• Data supplied:
════════════════

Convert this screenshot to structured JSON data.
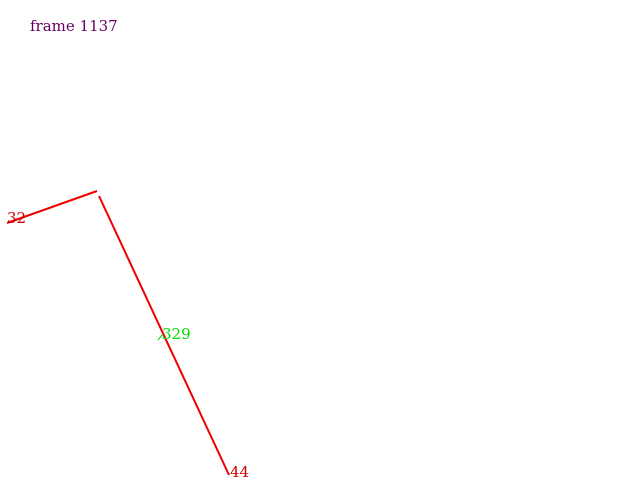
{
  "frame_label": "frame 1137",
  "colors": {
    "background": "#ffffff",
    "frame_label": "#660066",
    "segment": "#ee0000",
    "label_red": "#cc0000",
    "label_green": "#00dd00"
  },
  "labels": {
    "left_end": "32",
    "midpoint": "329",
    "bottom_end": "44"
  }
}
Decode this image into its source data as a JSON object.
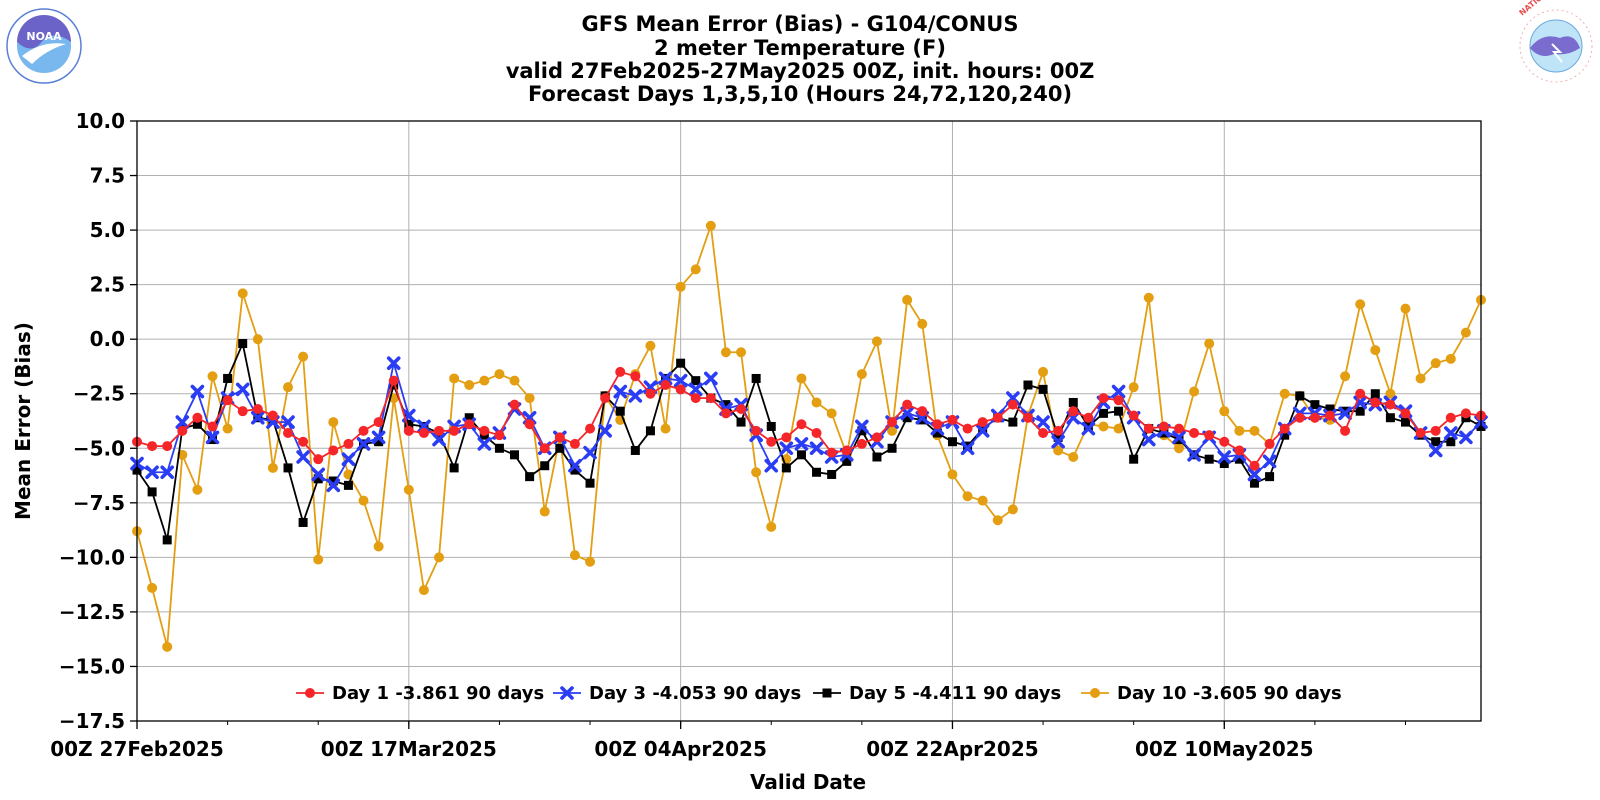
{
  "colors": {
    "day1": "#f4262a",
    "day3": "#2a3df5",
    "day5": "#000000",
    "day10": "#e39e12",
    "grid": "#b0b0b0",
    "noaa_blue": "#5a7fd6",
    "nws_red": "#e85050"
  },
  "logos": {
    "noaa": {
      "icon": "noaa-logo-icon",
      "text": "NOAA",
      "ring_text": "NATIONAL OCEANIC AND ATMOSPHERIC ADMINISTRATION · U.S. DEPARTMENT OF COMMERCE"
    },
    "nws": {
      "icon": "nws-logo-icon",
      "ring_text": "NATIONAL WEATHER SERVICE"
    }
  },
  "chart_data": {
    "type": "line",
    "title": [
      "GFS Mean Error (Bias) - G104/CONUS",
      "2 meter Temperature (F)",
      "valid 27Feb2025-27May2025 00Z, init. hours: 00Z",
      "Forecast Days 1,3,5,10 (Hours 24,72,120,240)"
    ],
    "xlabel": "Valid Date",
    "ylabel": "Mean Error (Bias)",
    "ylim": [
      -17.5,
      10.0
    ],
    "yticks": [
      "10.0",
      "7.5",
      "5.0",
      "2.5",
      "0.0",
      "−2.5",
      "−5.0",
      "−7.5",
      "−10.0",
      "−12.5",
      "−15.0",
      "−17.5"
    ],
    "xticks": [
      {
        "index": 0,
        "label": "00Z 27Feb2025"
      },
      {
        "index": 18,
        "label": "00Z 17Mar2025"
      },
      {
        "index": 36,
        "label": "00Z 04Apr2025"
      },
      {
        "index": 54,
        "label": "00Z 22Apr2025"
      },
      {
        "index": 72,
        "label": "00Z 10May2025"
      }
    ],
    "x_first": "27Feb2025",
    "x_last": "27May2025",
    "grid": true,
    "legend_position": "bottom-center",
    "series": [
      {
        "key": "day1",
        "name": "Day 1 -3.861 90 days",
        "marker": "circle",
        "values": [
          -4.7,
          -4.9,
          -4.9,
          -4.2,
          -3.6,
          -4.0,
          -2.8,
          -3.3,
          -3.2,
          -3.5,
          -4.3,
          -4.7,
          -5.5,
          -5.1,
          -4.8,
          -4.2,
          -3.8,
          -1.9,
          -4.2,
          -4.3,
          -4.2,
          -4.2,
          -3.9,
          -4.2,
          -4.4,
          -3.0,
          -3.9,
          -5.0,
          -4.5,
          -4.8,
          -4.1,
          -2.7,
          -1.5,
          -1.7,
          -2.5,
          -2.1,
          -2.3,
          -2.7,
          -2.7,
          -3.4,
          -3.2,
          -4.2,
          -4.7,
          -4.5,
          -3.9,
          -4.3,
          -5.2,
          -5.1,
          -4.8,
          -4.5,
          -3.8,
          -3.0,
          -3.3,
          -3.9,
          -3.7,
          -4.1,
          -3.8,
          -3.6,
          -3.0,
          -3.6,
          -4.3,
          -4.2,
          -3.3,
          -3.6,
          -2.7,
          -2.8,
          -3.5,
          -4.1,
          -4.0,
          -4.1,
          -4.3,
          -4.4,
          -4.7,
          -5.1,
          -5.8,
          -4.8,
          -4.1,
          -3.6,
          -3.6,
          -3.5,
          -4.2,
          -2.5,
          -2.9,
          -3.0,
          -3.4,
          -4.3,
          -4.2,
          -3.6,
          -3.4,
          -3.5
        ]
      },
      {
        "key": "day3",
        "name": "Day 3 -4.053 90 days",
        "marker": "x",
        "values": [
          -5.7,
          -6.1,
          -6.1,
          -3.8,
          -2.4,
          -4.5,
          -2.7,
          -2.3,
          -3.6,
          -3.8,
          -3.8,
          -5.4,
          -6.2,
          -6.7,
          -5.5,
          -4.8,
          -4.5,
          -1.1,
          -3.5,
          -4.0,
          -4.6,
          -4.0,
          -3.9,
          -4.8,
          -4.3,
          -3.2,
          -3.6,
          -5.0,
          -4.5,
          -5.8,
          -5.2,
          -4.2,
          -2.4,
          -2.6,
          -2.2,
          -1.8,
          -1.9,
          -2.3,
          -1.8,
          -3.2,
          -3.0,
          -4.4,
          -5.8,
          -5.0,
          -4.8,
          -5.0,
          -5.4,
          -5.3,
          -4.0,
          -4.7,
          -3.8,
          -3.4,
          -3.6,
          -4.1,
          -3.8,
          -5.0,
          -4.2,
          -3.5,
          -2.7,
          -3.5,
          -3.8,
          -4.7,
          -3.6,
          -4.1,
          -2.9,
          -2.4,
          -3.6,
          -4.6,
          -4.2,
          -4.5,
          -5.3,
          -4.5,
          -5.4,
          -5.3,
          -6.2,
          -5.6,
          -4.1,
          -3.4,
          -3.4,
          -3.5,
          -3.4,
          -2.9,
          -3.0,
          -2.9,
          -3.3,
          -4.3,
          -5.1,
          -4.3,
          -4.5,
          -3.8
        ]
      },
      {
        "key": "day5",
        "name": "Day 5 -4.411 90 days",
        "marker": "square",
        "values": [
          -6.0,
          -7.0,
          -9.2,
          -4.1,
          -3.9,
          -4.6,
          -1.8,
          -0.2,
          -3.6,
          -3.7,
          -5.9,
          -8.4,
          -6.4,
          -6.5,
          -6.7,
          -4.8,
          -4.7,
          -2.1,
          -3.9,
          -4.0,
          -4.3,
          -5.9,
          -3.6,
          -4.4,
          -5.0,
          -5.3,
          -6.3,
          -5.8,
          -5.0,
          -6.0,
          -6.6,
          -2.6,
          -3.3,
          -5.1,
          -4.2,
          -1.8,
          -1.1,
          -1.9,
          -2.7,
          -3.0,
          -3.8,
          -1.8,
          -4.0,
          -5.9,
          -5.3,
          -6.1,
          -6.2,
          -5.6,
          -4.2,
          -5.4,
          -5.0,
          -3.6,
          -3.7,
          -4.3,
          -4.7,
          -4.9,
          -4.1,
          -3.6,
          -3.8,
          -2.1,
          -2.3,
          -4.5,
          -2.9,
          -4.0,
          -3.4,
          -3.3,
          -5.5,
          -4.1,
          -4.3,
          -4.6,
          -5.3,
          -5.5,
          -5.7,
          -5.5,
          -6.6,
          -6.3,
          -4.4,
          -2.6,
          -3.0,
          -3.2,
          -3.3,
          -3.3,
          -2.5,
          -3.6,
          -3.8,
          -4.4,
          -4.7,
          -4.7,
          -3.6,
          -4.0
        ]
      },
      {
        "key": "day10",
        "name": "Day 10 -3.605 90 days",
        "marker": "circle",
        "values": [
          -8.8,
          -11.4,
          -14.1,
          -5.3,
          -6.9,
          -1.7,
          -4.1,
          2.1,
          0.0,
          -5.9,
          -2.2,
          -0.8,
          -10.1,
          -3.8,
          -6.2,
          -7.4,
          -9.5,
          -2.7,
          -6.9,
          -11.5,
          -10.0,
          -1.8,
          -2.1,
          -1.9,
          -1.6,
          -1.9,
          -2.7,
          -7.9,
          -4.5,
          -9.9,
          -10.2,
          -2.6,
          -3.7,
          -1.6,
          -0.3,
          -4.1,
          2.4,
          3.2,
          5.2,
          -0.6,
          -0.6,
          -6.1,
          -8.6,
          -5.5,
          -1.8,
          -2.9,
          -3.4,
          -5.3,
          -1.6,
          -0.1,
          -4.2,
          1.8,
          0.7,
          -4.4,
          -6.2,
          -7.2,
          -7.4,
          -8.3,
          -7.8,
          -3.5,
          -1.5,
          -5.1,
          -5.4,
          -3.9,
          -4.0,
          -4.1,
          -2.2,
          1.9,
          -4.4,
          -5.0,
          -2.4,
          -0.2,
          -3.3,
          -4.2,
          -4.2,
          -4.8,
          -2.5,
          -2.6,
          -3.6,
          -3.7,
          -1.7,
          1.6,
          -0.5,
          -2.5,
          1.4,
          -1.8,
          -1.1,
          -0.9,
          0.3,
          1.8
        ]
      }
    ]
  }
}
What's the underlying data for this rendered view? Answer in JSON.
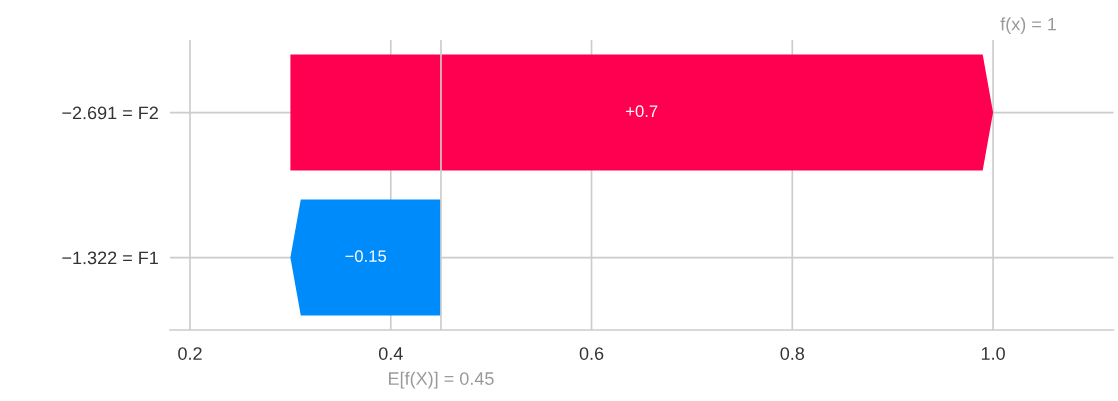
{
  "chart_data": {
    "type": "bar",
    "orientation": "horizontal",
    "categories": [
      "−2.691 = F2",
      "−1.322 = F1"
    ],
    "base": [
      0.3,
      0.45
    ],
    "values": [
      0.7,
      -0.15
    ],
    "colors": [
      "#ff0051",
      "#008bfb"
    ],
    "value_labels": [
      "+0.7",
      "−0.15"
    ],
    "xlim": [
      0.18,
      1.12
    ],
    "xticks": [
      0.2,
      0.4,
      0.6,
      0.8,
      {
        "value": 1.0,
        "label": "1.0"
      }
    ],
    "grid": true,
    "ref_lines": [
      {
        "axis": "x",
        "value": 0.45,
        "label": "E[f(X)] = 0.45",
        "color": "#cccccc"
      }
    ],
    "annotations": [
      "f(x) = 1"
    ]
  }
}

════════════════

• What to produce:
Emit an exact copy of the lines from the line bearing "What's the underlying" through the last line above, inclusive, and leave the images out.

• Final result:
What's the underlying data for this rendered view? Answer in JSON.
{
  "chart_data": {
    "type": "bar",
    "orientation": "horizontal",
    "categories": [
      "−2.691 = F2",
      "−1.322 = F1"
    ],
    "base": [
      0.3,
      0.45
    ],
    "values": [
      0.7,
      -0.15
    ],
    "colors": [
      "#ff0051",
      "#008bfb"
    ],
    "value_labels": [
      "+0.7",
      "−0.15"
    ],
    "xlim": [
      0.18,
      1.12
    ],
    "xticks": [
      0.2,
      0.4,
      0.6,
      0.8,
      {
        "value": 1.0,
        "label": "1.0"
      }
    ],
    "grid": true,
    "ref_lines": [
      {
        "axis": "x",
        "value": 0.45,
        "label": "E[f(X)] = 0.45",
        "color": "#cccccc"
      }
    ],
    "annotations": [
      "f(x) = 1"
    ]
  }
}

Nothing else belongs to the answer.